:: Data provided

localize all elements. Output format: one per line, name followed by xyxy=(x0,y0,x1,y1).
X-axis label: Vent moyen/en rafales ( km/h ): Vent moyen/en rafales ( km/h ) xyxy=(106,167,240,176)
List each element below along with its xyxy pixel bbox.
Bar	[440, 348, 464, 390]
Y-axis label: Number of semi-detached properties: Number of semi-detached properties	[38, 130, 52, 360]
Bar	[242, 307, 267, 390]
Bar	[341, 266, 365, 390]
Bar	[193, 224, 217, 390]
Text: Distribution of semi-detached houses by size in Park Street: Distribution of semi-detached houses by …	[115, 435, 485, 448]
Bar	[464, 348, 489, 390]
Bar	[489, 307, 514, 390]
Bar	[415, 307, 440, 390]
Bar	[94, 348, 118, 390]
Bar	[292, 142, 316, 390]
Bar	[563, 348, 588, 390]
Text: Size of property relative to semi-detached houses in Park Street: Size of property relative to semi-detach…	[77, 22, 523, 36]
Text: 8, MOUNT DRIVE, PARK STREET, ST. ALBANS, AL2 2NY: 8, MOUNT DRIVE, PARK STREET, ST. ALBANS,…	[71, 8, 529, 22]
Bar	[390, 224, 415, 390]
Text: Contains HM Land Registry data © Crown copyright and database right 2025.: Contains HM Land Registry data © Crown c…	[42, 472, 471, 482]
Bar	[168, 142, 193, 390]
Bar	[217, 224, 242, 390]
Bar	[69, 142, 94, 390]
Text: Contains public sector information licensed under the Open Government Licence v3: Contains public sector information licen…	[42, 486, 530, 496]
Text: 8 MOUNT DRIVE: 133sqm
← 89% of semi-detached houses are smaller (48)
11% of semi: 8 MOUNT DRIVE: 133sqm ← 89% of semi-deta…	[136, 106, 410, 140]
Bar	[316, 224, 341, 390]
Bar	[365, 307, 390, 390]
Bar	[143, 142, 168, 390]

::::

● Task details
Copy all of the entries above character for character, keeping every line as it appears.

● Exercise output
localize all elements. Output format: one per line, name followed by xyxy=(x0,y0,x1,y1).
X-axis label: Vent moyen/en rafales ( km/h ): Vent moyen/en rafales ( km/h ) xyxy=(106,167,240,176)
List each element below along with its xyxy pixel bbox.
Bar	[440, 348, 464, 390]
Y-axis label: Number of semi-detached properties: Number of semi-detached properties	[38, 130, 52, 360]
Bar	[242, 307, 267, 390]
Bar	[341, 266, 365, 390]
Bar	[193, 224, 217, 390]
Text: Distribution of semi-detached houses by size in Park Street: Distribution of semi-detached houses by …	[115, 435, 485, 448]
Bar	[464, 348, 489, 390]
Bar	[489, 307, 514, 390]
Bar	[415, 307, 440, 390]
Bar	[94, 348, 118, 390]
Bar	[292, 142, 316, 390]
Bar	[563, 348, 588, 390]
Text: Size of property relative to semi-detached houses in Park Street: Size of property relative to semi-detach…	[77, 22, 523, 36]
Text: 8, MOUNT DRIVE, PARK STREET, ST. ALBANS, AL2 2NY: 8, MOUNT DRIVE, PARK STREET, ST. ALBANS,…	[71, 8, 529, 22]
Bar	[390, 224, 415, 390]
Text: Contains HM Land Registry data © Crown copyright and database right 2025.: Contains HM Land Registry data © Crown c…	[42, 472, 471, 482]
Bar	[168, 142, 193, 390]
Bar	[217, 224, 242, 390]
Bar	[69, 142, 94, 390]
Text: Contains public sector information licensed under the Open Government Licence v3: Contains public sector information licen…	[42, 486, 530, 496]
Text: 8 MOUNT DRIVE: 133sqm
← 89% of semi-detached houses are smaller (48)
11% of semi: 8 MOUNT DRIVE: 133sqm ← 89% of semi-deta…	[136, 106, 410, 140]
Bar	[316, 224, 341, 390]
Bar	[365, 307, 390, 390]
Bar	[143, 142, 168, 390]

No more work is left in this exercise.